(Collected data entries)
## BEGIN
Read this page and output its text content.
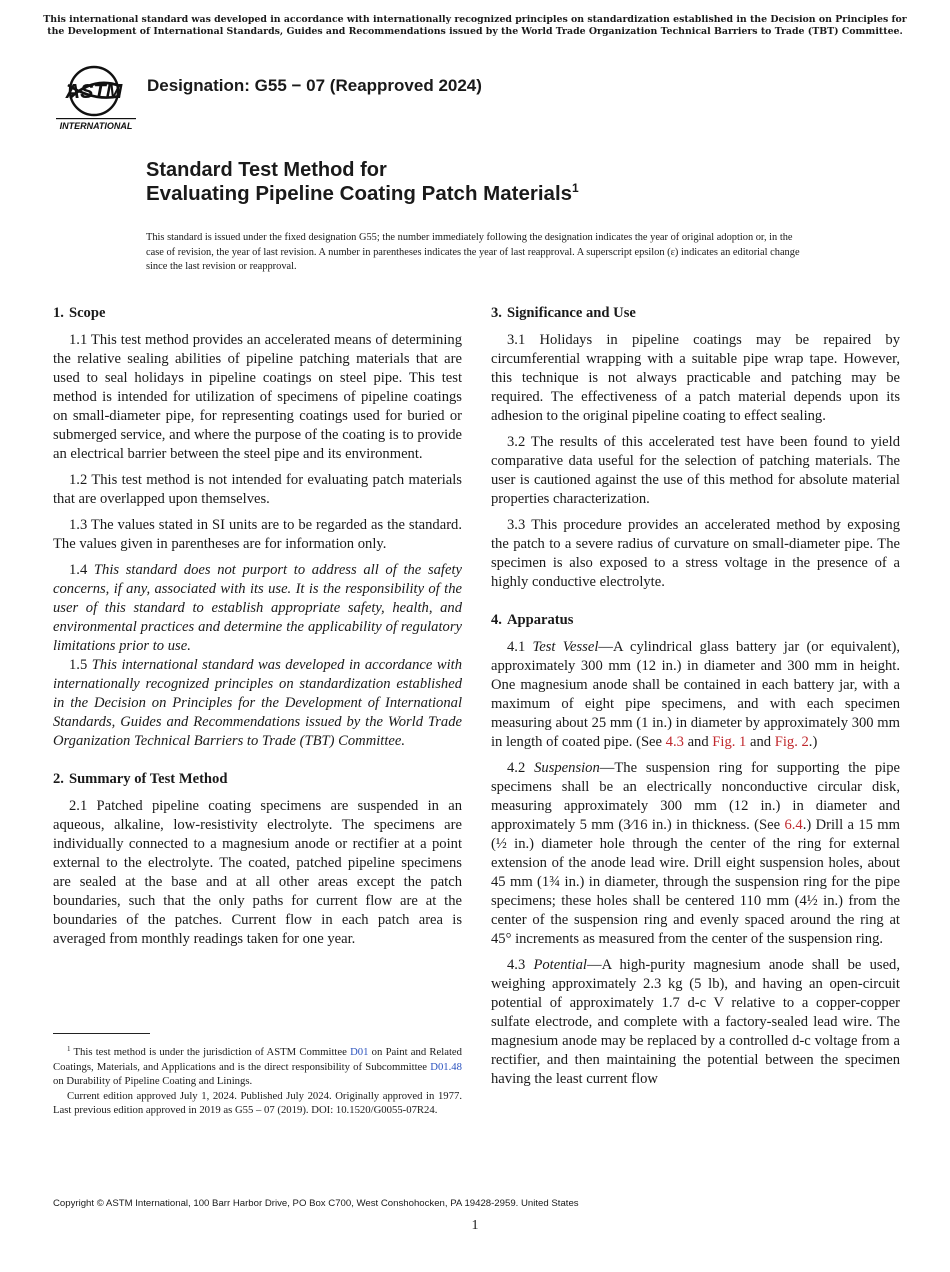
This international standard was developed in accordance with internationally recognized principles on standardization established in the Decision on Principles for the Development of International Standards, Guides and Recommendations issued by the World Trade Organization Technical Barriers to Trade (TBT) Committee.
ASTM
INTERNATIONAL
Designation: G55 − 07 (Reapproved 2024)
Standard Test Method for
Evaluating Pipeline Coating Patch Materials$^1$
This standard is issued under the fixed designation G55; the number immediately following the designation indicates the year of original adoption or, in the case of revision, the year of last revision. A number in parentheses indicates the year of last reapproval. A superscript epsilon (ε) indicates an editorial change since the last revision or reapproval.
1. Scope

1.1 This test method provides an accelerated means of determining the relative sealing abilities of pipeline patching materials that are used to seal holidays in pipeline coatings on steel pipe. This test method is intended for utilization of specimens of pipeline coatings on small-diameter pipe, for representing coatings used for buried or submerged service, and where the purpose of the coating is to provide an electrical barrier between the steel pipe and its environment.

1.2 This test method is not intended for evaluating patch materials that are overlapped upon themselves.

1.3 The values stated in SI units are to be regarded as the standard. The values given in parentheses are for information only.

1.4 This standard does not purport to address all of the safety concerns, if any, associated with its use. It is the responsibility of the user of this standard to establish appropriate safety, health, and environmental practices and determine the applicability of regulatory limitations prior to use.

1.5 This international standard was developed in accordance with internationally recognized principles on standardization established in the Decision on Principles for the Development of International Standards, Guides and Recommendations issued by the World Trade Organization Technical Barriers to Trade (TBT) Committee.

2. Summary of Test Method

2.1 Patched pipeline coating specimens are suspended in an aqueous, alkaline, low-resistivity electrolyte. The specimens are individually connected to a magnesium anode or rectifier at a point external to the electrolyte. The coated, patched pipeline specimens are sealed at the base and at all other areas except the patch boundaries, such that the only paths for current flow are at the boundaries of the patches. Current flow in each patch area is averaged from monthly readings taken for one year.

3. Significance and Use

3.1 Holidays in pipeline coatings may be repaired by circumferential wrapping with a suitable pipe wrap tape. However, this technique is not always practicable and patching may be required. The effectiveness of a patch material depends upon its adhesion to the original pipeline coating to effect sealing.

3.2 The results of this accelerated test have been found to yield comparative data useful for the selection of patching materials. The user is cautioned against the use of this method for absolute material properties characterization.

3.3 This procedure provides an accelerated method by exposing the patch to a severe radius of curvature on small-diameter pipe. The specimen is also exposed to a stress voltage in the presence of a highly conductive electrolyte.

4. Apparatus

4.1 Test Vessel—A cylindrical glass battery jar (or equivalent), approximately 300 mm (12 in.) in diameter and 300 mm in height. One magnesium anode shall be contained in each battery jar, with a maximum of eight pipe specimens, and with each specimen measuring about 25 mm (1 in.) in diameter by approximately 300 mm in length of coated pipe. (See 4.3 and Fig. 1 and Fig. 2.)

4.2 Suspension—The suspension ring for supporting the pipe specimens shall be an electrically nonconductive circular disk, measuring approximately 300 mm (12 in.) in diameter and approximately 5 mm (3⁄16 in.) in thickness. (See 6.4.) Drill a 15 mm (½ in.) diameter hole through the center of the ring for external extension of the anode lead wire. Drill eight suspension holes, about 45 mm (1¾ in.) in diameter, through the suspension ring for the pipe specimens; these holes shall be centered 110 mm (4½ in.) from the center of the suspension ring and evenly spaced around the ring at 45° increments as measured from the center of the suspension ring.

4.3 Potential—A high-purity magnesium anode shall be used, weighing approximately 2.3 kg (5 lb), and having an open-circuit potential of approximately 1.7 d-c V relative to a copper-copper sulfate electrode, and complete with a factory-sealed lead wire. The magnesium anode may be replaced by a controlled d-c voltage from a rectifier, and then maintaining the potential between the specimen having the least current flow

$^1$ This test method is under the jurisdiction of ASTM Committee D01 on Paint and Related Coatings, Materials, and Applications and is the direct responsibility of Subcommittee D01.48 on Durability of Pipeline Coating and Linings.

Current edition approved July 1, 2024. Published July 2024. Originally approved in 1977. Last previous edition approved in 2019 as G55 – 07 (2019). DOI: 10.1520/G0055-07R24.

Copyright © ASTM International, 100 Barr Harbor Drive, PO Box C700, West Conshohocken, PA 19428-2959. United States
1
## END
SET EXERCISE: Transcribe the records above verbatim. Do not carry over any picture.

THE COMPLETED TASK:
Read this page and output its text content.
This international standard was developed in accordance with internationally recognized principles on standardization established in the Decision on Principles for the Development of International Standards, Guides and Recommendations issued by the World Trade Organization Technical Barriers to Trade (TBT) Committee.
ASTM
INTERNATIONAL
Designation: G55 − 07 (Reapproved 2024)
Standard Test Method for
Evaluating Pipeline Coating Patch Materials$^1$
This standard is issued under the fixed designation G55; the number immediately following the designation indicates the year of original adoption or, in the case of revision, the year of last revision. A number in parentheses indicates the year of last reapproval. A superscript epsilon (ε) indicates an editorial change since the last revision or reapproval.
1. Scope

1.1 This test method provides an accelerated means of determining the relative sealing abilities of pipeline patching materials that are used to seal holidays in pipeline coatings on steel pipe. This test method is intended for utilization of specimens of pipeline coatings on small-diameter pipe, for representing coatings used for buried or submerged service, and where the purpose of the coating is to provide an electrical barrier between the steel pipe and its environment.

1.2 This test method is not intended for evaluating patch materials that are overlapped upon themselves.

1.3 The values stated in SI units are to be regarded as the standard. The values given in parentheses are for information only.

1.4 This standard does not purport to address all of the safety concerns, if any, associated with its use. It is the responsibility of the user of this standard to establish appropriate safety, health, and environmental practices and determine the applicability of regulatory limitations prior to use.

1.5 This international standard was developed in accordance with internationally recognized principles on standardization established in the Decision on Principles for the Development of International Standards, Guides and Recommendations issued by the World Trade Organization Technical Barriers to Trade (TBT) Committee.

2. Summary of Test Method

2.1 Patched pipeline coating specimens are suspended in an aqueous, alkaline, low-resistivity electrolyte. The specimens are individually connected to a magnesium anode or rectifier at a point external to the electrolyte. The coated, patched pipeline specimens are sealed at the base and at all other areas except the patch boundaries, such that the only paths for current flow are at the boundaries of the patches. Current flow in each patch area is averaged from monthly readings taken for one year.

3. Significance and Use

3.1 Holidays in pipeline coatings may be repaired by circumferential wrapping with a suitable pipe wrap tape. However, this technique is not always practicable and patching may be required. The effectiveness of a patch material depends upon its adhesion to the original pipeline coating to effect sealing.

3.2 The results of this accelerated test have been found to yield comparative data useful for the selection of patching materials. The user is cautioned against the use of this method for absolute material properties characterization.

3.3 This procedure provides an accelerated method by exposing the patch to a severe radius of curvature on small-diameter pipe. The specimen is also exposed to a stress voltage in the presence of a highly conductive electrolyte.

4. Apparatus

4.1 Test Vessel—A cylindrical glass battery jar (or equivalent), approximately 300 mm (12 in.) in diameter and 300 mm in height. One magnesium anode shall be contained in each battery jar, with a maximum of eight pipe specimens, and with each specimen measuring about 25 mm (1 in.) in diameter by approximately 300 mm in length of coated pipe. (See 4.3 and Fig. 1 and Fig. 2.)

4.2 Suspension—The suspension ring for supporting the pipe specimens shall be an electrically nonconductive circular disk, measuring approximately 300 mm (12 in.) in diameter and approximately 5 mm (3⁄16 in.) in thickness. (See 6.4.) Drill a 15 mm (½ in.) diameter hole through the center of the ring for external extension of the anode lead wire. Drill eight suspension holes, about 45 mm (1¾ in.) in diameter, through the suspension ring for the pipe specimens; these holes shall be centered 110 mm (4½ in.) from the center of the suspension ring and evenly spaced around the ring at 45° increments as measured from the center of the suspension ring.

4.3 Potential—A high-purity magnesium anode shall be used, weighing approximately 2.3 kg (5 lb), and having an open-circuit potential of approximately 1.7 d-c V relative to a copper-copper sulfate electrode, and complete with a factory-sealed lead wire. The magnesium anode may be replaced by a controlled d-c voltage from a rectifier, and then maintaining the potential between the specimen having the least current flow

$^1$ This test method is under the jurisdiction of ASTM Committee D01 on Paint and Related Coatings, Materials, and Applications and is the direct responsibility of Subcommittee D01.48 on Durability of Pipeline Coating and Linings.

Current edition approved July 1, 2024. Published July 2024. Originally approved in 1977. Last previous edition approved in 2019 as G55 – 07 (2019). DOI: 10.1520/G0055-07R24.

Copyright © ASTM International, 100 Barr Harbor Drive, PO Box C700, West Conshohocken, PA 19428-2959. United States
1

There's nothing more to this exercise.